== Supplied records ==

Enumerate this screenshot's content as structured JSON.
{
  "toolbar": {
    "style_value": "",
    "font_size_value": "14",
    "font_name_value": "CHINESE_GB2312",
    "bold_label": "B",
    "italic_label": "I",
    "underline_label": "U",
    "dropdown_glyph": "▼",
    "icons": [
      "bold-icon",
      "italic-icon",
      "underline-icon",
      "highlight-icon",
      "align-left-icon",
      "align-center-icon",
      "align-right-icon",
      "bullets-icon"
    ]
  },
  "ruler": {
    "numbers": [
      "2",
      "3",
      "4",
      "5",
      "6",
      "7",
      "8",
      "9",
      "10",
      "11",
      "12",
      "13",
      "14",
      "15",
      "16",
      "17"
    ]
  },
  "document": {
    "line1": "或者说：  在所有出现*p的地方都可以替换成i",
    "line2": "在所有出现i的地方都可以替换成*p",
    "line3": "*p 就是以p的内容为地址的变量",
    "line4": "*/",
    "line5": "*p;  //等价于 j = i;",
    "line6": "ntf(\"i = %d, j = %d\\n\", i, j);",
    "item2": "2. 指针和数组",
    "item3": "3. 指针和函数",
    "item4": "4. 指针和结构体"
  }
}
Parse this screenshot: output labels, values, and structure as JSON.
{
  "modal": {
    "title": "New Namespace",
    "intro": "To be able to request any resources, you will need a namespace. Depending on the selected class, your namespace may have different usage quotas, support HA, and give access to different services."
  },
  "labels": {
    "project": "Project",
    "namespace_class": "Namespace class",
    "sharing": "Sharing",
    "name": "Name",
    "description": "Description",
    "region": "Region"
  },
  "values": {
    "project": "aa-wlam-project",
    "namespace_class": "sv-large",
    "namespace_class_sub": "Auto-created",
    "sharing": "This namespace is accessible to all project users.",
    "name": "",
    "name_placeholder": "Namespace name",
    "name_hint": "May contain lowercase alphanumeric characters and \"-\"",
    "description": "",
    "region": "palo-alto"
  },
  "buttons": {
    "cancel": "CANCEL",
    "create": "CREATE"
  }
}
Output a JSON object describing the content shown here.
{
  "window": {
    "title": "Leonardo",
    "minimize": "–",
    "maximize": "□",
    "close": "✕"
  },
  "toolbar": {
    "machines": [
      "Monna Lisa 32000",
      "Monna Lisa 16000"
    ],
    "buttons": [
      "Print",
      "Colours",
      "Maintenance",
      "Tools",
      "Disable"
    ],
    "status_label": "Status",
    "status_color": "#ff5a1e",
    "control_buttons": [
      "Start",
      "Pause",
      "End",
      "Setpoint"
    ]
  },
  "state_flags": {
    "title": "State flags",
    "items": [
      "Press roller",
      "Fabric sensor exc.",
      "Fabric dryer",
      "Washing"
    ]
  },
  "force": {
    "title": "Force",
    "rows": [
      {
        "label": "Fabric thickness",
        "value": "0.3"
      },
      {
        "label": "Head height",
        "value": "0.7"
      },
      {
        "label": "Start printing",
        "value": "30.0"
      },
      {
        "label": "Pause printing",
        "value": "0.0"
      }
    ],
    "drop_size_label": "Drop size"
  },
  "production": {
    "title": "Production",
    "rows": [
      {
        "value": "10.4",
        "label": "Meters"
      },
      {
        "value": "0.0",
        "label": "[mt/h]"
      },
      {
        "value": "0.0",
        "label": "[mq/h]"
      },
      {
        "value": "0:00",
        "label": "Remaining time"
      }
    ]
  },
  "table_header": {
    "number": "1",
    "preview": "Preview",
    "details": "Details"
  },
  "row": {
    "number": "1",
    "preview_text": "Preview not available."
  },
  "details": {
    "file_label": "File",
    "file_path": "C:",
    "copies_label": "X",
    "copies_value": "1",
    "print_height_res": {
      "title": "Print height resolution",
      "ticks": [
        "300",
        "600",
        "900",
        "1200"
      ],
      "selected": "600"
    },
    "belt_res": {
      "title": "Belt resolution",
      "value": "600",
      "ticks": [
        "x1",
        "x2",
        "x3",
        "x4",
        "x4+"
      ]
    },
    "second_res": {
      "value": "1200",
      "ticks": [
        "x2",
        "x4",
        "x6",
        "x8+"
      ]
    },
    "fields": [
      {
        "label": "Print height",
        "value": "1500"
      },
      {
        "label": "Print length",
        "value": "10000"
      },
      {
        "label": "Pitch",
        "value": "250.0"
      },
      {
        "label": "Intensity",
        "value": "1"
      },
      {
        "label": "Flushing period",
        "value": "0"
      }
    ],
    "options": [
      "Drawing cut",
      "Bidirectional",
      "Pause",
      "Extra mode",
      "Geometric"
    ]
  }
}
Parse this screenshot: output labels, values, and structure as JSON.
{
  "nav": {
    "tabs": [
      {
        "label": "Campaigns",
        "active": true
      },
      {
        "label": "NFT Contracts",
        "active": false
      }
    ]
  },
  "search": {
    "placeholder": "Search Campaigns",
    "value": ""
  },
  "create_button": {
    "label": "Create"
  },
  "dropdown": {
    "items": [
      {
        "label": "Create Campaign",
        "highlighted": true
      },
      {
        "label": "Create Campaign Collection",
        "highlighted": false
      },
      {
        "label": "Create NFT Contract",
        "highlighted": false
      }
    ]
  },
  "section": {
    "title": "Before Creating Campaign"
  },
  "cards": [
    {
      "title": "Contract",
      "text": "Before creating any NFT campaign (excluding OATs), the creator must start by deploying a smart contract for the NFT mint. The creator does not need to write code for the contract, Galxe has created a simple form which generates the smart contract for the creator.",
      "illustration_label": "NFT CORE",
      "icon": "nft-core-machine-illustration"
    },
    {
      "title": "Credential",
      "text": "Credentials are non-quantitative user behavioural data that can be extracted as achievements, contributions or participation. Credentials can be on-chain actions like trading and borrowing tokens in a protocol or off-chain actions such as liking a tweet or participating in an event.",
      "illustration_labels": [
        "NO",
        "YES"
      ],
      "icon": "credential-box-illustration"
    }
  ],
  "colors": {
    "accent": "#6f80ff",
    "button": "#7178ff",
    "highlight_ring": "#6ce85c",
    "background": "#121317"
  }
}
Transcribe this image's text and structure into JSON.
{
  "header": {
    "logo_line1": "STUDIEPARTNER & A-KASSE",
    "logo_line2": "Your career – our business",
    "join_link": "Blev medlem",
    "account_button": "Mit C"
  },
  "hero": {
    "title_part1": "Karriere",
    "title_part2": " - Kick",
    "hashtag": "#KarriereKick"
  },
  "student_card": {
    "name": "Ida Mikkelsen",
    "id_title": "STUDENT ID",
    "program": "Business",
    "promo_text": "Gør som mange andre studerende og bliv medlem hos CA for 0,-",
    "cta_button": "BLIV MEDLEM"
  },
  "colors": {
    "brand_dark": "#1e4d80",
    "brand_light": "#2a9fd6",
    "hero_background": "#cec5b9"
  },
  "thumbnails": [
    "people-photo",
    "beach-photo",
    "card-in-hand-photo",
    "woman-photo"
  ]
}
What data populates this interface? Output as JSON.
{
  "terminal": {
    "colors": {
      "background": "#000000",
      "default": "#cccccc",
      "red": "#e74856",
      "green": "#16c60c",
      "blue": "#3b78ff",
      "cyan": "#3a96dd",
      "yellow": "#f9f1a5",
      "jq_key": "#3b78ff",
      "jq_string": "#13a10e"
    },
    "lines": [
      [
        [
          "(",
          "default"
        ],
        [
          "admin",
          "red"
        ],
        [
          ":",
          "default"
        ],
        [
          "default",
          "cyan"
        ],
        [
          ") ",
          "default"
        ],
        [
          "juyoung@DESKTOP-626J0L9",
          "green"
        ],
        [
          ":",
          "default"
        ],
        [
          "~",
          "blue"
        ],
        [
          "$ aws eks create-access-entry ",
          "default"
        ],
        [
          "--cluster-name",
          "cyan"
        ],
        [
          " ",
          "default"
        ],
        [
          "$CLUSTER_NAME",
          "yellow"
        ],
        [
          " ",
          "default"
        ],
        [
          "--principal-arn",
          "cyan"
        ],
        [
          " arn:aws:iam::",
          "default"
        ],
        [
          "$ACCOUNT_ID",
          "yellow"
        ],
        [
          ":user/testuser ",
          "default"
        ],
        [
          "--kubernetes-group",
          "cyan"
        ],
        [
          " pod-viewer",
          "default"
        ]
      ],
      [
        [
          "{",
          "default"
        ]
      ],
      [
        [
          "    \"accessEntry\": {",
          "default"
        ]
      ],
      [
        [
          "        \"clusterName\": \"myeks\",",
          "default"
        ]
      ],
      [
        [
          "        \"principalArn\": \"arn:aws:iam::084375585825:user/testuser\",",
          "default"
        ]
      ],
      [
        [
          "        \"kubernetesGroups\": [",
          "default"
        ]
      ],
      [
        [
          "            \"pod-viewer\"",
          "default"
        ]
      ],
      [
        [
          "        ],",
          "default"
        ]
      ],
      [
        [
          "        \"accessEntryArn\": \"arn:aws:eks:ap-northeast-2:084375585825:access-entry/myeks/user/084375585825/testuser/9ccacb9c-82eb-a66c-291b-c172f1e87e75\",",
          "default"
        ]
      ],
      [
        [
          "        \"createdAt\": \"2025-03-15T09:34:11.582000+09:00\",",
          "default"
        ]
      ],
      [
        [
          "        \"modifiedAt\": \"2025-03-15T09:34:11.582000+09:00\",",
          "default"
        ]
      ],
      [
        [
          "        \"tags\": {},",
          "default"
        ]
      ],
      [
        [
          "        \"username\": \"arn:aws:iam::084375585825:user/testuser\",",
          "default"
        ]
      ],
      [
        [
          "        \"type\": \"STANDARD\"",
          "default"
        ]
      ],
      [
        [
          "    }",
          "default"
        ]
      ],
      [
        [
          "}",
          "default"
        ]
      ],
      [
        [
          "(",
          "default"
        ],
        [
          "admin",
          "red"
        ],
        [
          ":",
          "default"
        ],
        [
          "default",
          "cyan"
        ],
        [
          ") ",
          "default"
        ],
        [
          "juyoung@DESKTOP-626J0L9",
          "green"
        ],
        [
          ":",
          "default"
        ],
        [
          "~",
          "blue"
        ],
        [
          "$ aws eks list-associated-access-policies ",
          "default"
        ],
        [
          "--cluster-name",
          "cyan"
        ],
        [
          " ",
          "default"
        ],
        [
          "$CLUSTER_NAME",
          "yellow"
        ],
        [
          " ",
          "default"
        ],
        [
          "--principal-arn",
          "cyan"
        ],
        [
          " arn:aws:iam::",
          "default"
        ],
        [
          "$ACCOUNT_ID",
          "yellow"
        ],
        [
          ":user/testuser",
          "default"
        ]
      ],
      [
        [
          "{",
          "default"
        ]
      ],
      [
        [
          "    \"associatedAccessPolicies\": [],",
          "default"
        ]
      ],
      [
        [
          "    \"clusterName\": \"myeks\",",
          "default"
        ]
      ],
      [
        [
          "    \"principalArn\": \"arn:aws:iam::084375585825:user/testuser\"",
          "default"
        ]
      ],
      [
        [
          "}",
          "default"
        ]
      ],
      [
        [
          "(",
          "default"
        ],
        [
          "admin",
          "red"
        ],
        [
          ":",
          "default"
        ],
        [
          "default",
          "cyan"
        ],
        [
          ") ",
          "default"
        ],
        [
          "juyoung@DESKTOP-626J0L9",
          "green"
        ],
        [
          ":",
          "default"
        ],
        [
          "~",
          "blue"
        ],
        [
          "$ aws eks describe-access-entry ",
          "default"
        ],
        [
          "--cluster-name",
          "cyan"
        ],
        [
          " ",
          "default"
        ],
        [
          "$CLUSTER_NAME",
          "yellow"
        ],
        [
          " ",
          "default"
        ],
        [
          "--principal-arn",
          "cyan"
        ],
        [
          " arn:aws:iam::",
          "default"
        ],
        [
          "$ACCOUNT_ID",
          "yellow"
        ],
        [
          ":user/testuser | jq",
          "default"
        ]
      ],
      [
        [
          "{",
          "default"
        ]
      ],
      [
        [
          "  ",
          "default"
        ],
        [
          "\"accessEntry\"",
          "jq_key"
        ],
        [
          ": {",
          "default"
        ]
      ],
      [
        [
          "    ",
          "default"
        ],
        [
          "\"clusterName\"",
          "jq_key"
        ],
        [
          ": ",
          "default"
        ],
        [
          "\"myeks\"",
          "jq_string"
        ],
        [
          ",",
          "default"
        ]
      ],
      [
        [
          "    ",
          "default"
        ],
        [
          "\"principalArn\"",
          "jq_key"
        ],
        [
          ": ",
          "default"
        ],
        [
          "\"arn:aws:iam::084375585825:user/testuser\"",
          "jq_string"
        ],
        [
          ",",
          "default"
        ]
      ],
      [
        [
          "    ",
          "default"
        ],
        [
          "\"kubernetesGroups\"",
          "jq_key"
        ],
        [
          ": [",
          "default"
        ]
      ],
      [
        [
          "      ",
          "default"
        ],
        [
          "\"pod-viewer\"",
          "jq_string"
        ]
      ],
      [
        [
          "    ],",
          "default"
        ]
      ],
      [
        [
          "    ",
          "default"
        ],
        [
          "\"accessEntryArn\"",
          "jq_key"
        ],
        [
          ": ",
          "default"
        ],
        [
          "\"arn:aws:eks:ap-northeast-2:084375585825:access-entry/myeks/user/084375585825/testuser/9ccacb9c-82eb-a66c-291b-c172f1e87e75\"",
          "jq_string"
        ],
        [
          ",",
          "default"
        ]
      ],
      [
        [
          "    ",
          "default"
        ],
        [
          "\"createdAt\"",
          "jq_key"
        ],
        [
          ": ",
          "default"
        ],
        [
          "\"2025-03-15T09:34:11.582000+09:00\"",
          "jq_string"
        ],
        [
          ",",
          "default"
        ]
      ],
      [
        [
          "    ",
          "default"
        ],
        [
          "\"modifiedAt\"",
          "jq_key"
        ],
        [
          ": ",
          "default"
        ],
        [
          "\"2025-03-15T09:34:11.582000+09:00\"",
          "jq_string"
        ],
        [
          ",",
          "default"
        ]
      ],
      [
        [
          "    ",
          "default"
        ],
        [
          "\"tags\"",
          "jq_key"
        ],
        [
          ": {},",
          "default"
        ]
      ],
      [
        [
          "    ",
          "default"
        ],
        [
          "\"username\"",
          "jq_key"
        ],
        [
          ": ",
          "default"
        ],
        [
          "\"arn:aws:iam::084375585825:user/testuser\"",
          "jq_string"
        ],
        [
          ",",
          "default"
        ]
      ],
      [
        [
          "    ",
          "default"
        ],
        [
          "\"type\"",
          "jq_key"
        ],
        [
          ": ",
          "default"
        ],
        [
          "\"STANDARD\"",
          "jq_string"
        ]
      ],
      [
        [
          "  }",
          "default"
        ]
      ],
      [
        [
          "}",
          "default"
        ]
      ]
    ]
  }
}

===

* [Task instructions] In the entries above, find lines with "project" and copy each.

* [Output for this task]
    "project": "Project",
    "project": "aa-wlam-project",
    "sharing": "This namespace is accessible to all project users.",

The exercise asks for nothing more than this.